Structured figure records:
···

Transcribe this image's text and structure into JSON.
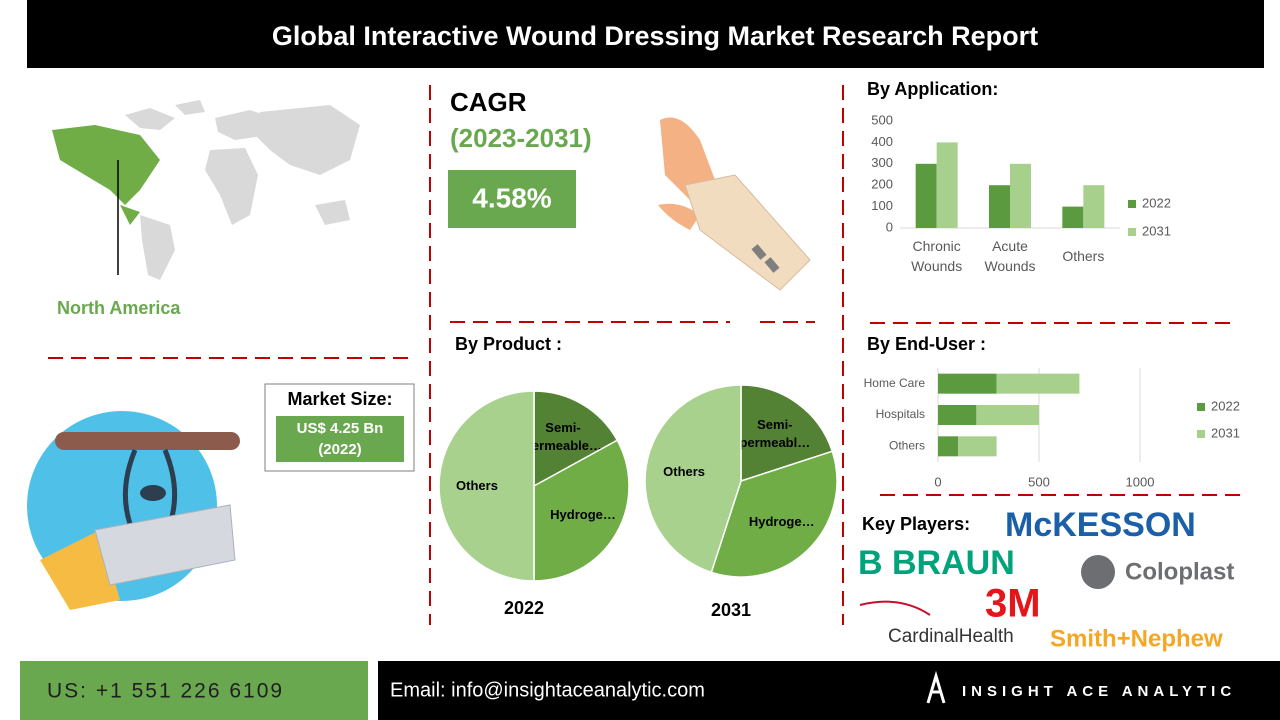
{
  "title": "Global Interactive Wound Dressing Market Research Report",
  "region": {
    "label": "North America"
  },
  "cagr": {
    "label": "CAGR",
    "period": "(2023-2031)",
    "value": "4.58%"
  },
  "market_size": {
    "label": "Market Size:",
    "value": "US$ 4.25 Bn",
    "year": "(2022)"
  },
  "key_players": {
    "label": "Key Players:",
    "logos": [
      "McKESSON",
      "B BRAUN",
      "Coloplast",
      "3M",
      "CardinalHealth",
      "Smith+Nephew"
    ]
  },
  "footer": {
    "phone": "US: +1 551 226 6109",
    "email": "Email: info@insightaceanalytic.com",
    "brand": "INSIGHT ACE ANALYTIC"
  },
  "chart_data": [
    {
      "type": "bar",
      "title": "By Application:",
      "categories": [
        "Chronic Wounds",
        "Acute Wounds",
        "Others"
      ],
      "series": [
        {
          "name": "2022",
          "color": "#5b9a3f",
          "values": [
            300,
            200,
            100
          ]
        },
        {
          "name": "2031",
          "color": "#a8d08d",
          "values": [
            400,
            300,
            200
          ]
        }
      ],
      "ylim": [
        0,
        500
      ],
      "yticks": [
        0,
        100,
        200,
        300,
        400,
        500
      ],
      "grid": false
    },
    {
      "type": "pie",
      "title": "By Product :",
      "label": "2022",
      "categories": [
        "Semi-permeable…",
        "Hydroge…",
        "Others"
      ],
      "values": [
        17,
        33,
        50
      ],
      "colors": [
        "#548235",
        "#70ad47",
        "#a9d18e"
      ]
    },
    {
      "type": "pie",
      "label": "2031",
      "categories": [
        "Semi-permeabl…",
        "Hydroge…",
        "Others"
      ],
      "values": [
        20,
        35,
        45
      ],
      "colors": [
        "#548235",
        "#70ad47",
        "#a9d18e"
      ]
    },
    {
      "type": "hbar",
      "title": "By End-User :",
      "stacked": true,
      "categories": [
        "Home Care",
        "Hospitals",
        "Others"
      ],
      "series": [
        {
          "name": "2022",
          "color": "#5b9a3f",
          "values": [
            290,
            190,
            100
          ]
        },
        {
          "name": "2031",
          "color": "#a8d08d",
          "values": [
            410,
            310,
            190
          ]
        }
      ],
      "xlim": [
        0,
        1000
      ],
      "xticks": [
        0,
        500,
        1000
      ],
      "grid": true
    }
  ]
}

···

■ Requirement:
Your task is to repeat the material above exactly, without its pictures.

■ Answer for the task:
Transcribe this image's text and structure into JSON.
{
  "title": "Global Interactive Wound Dressing Market Research Report",
  "region": {
    "label": "North America"
  },
  "cagr": {
    "label": "CAGR",
    "period": "(2023-2031)",
    "value": "4.58%"
  },
  "market_size": {
    "label": "Market Size:",
    "value": "US$ 4.25 Bn",
    "year": "(2022)"
  },
  "key_players": {
    "label": "Key Players:",
    "logos": [
      "McKESSON",
      "B BRAUN",
      "Coloplast",
      "3M",
      "CardinalHealth",
      "Smith+Nephew"
    ]
  },
  "footer": {
    "phone": "US: +1 551 226 6109",
    "email": "Email: info@insightaceanalytic.com",
    "brand": "INSIGHT ACE ANALYTIC"
  },
  "chart_data": [
    {
      "type": "bar",
      "title": "By Application:",
      "categories": [
        "Chronic Wounds",
        "Acute Wounds",
        "Others"
      ],
      "series": [
        {
          "name": "2022",
          "color": "#5b9a3f",
          "values": [
            300,
            200,
            100
          ]
        },
        {
          "name": "2031",
          "color": "#a8d08d",
          "values": [
            400,
            300,
            200
          ]
        }
      ],
      "ylim": [
        0,
        500
      ],
      "yticks": [
        0,
        100,
        200,
        300,
        400,
        500
      ],
      "grid": false
    },
    {
      "type": "pie",
      "title": "By Product :",
      "label": "2022",
      "categories": [
        "Semi-permeable…",
        "Hydroge…",
        "Others"
      ],
      "values": [
        17,
        33,
        50
      ],
      "colors": [
        "#548235",
        "#70ad47",
        "#a9d18e"
      ]
    },
    {
      "type": "pie",
      "label": "2031",
      "categories": [
        "Semi-permeabl…",
        "Hydroge…",
        "Others"
      ],
      "values": [
        20,
        35,
        45
      ],
      "colors": [
        "#548235",
        "#70ad47",
        "#a9d18e"
      ]
    },
    {
      "type": "hbar",
      "title": "By End-User :",
      "stacked": true,
      "categories": [
        "Home Care",
        "Hospitals",
        "Others"
      ],
      "series": [
        {
          "name": "2022",
          "color": "#5b9a3f",
          "values": [
            290,
            190,
            100
          ]
        },
        {
          "name": "2031",
          "color": "#a8d08d",
          "values": [
            410,
            310,
            190
          ]
        }
      ],
      "xlim": [
        0,
        1000
      ],
      "xticks": [
        0,
        500,
        1000
      ],
      "grid": true
    }
  ]
}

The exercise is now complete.